• _Written task_
Copy all lines in which the word "text" can be found.

>> start Entries provided

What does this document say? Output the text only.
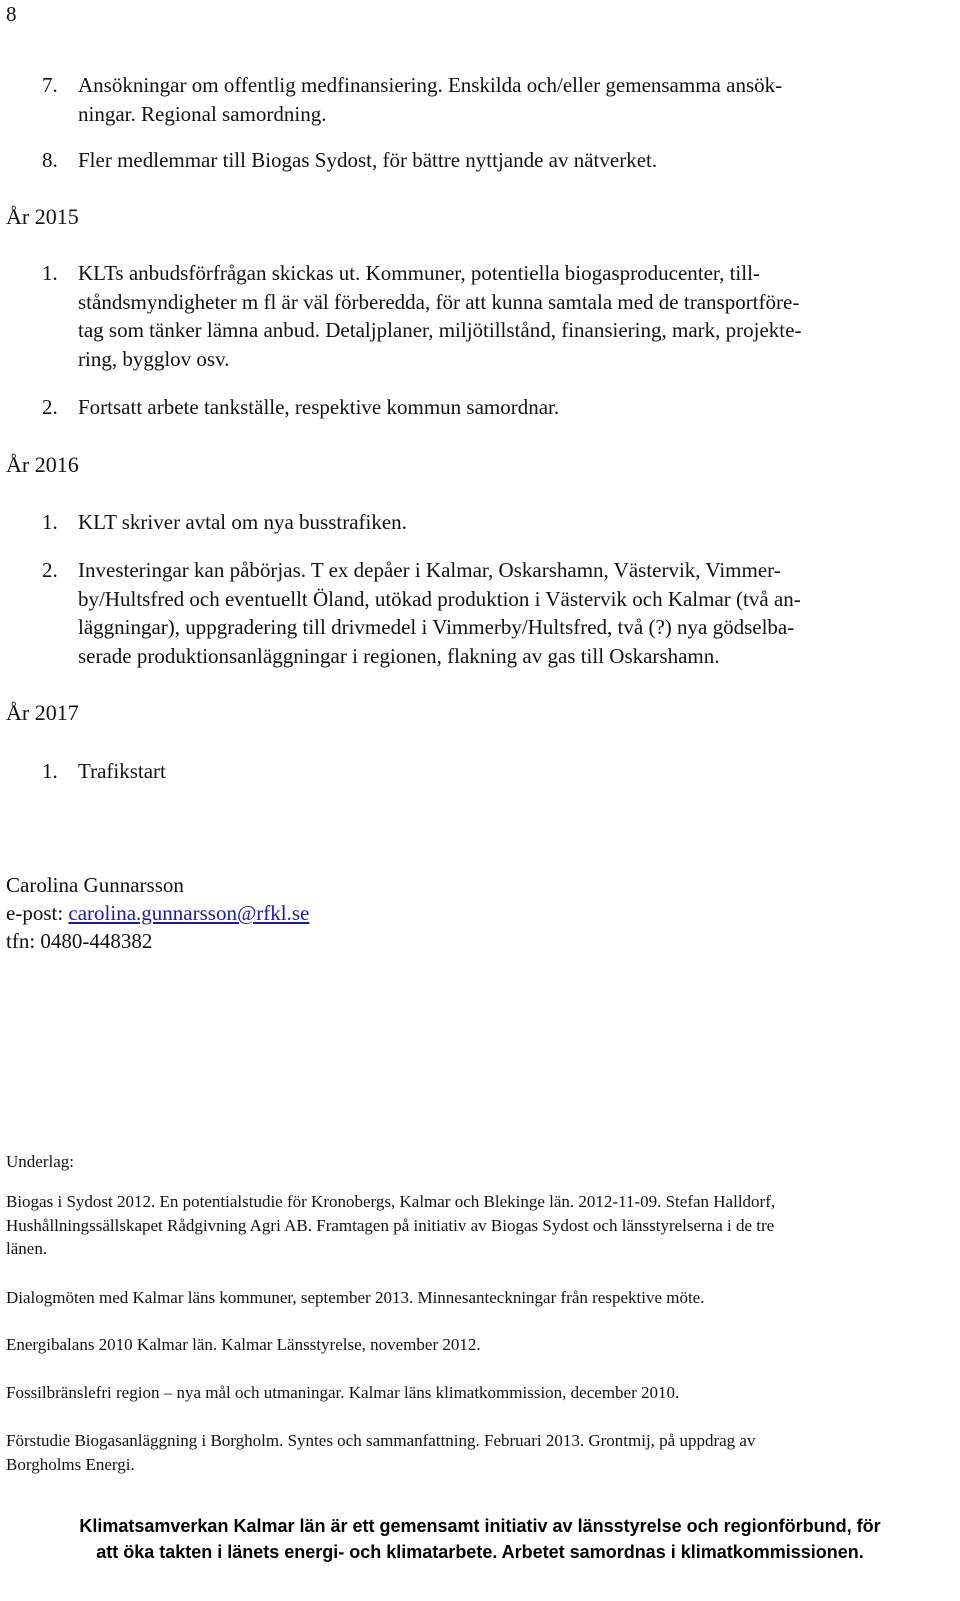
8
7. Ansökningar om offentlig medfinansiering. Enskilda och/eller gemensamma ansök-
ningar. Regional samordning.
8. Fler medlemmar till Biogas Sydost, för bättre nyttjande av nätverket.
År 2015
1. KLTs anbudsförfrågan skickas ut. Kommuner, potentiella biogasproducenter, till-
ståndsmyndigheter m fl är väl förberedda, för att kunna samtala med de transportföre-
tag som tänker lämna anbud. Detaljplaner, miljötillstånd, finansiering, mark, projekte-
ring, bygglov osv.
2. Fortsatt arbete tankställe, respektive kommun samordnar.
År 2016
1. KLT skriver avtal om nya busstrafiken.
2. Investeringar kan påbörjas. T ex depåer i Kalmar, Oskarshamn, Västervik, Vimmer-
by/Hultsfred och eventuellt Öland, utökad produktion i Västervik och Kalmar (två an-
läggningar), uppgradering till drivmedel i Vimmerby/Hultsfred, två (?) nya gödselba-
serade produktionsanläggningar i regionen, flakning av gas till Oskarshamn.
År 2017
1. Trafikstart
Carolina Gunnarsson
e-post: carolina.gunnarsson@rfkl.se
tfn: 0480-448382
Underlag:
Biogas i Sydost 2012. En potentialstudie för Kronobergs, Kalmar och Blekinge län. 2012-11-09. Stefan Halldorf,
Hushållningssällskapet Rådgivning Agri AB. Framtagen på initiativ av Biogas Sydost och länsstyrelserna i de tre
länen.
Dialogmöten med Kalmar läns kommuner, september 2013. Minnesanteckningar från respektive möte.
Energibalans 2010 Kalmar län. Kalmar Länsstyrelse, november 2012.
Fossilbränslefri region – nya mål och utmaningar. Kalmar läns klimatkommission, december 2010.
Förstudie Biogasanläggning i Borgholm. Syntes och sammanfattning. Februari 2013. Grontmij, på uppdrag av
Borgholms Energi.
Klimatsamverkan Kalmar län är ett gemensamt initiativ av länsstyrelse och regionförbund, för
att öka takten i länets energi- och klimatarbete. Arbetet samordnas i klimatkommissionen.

>> end Entries provided
>> start Entries provided

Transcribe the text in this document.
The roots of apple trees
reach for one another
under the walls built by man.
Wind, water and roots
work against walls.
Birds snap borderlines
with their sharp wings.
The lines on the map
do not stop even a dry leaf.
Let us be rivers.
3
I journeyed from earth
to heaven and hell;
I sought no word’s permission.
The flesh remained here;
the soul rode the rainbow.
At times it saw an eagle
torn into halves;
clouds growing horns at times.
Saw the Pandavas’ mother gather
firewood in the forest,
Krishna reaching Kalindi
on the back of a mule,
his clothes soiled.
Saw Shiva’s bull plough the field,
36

>> end Entries provided
>> start Entries provided

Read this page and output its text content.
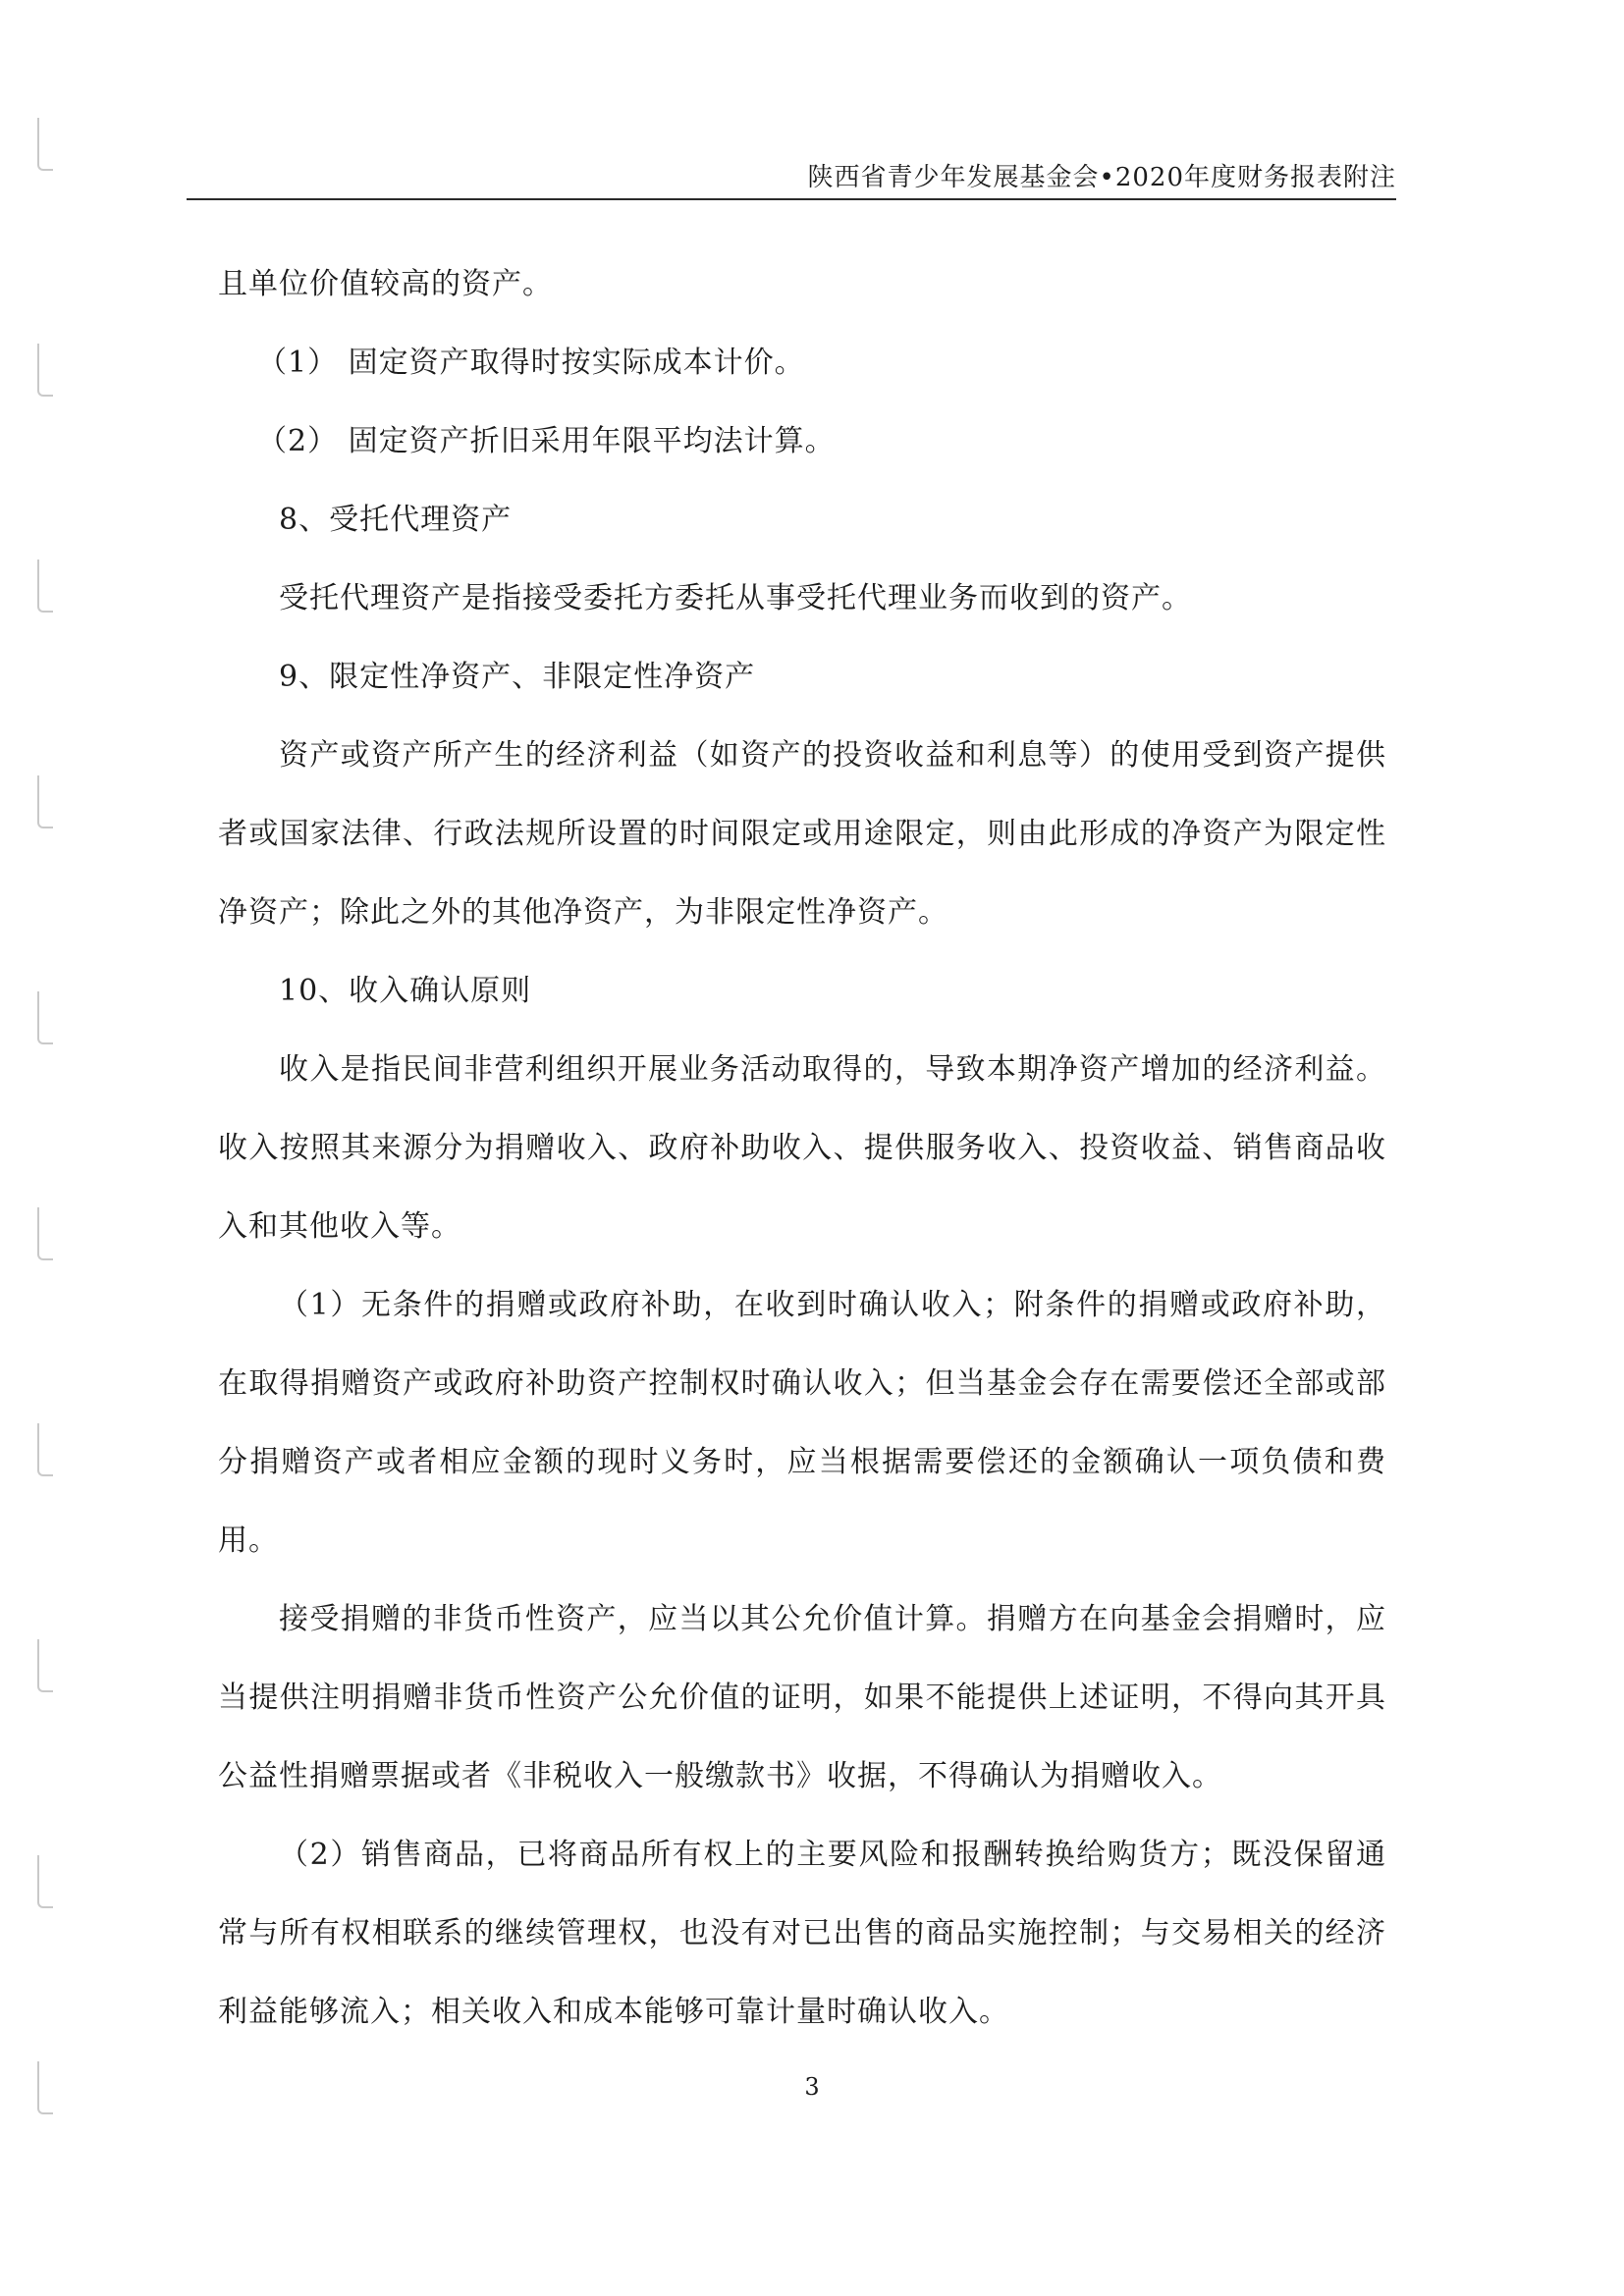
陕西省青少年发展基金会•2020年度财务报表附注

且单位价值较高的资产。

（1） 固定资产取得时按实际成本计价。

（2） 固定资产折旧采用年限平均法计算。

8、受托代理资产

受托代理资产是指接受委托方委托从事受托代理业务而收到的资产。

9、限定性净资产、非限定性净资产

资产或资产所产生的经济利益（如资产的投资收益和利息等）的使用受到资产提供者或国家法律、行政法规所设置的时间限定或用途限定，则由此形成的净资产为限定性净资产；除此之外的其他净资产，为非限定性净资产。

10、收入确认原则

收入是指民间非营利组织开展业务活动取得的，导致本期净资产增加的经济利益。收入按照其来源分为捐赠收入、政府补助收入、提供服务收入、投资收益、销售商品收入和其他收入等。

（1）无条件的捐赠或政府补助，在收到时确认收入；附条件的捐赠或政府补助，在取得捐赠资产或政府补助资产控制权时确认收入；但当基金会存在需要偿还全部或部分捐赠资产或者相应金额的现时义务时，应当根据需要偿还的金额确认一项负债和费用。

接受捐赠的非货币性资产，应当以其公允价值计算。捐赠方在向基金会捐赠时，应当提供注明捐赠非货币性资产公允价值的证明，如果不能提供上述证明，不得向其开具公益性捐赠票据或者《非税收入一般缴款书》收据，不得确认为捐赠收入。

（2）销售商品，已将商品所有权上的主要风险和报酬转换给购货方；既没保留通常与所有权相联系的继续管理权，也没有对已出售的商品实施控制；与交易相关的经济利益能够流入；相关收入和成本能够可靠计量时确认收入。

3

>> end Entries provided

• _Output_
What does this document say? Output the text only.
Transcribe the text in this document.
Read this page and output its text content.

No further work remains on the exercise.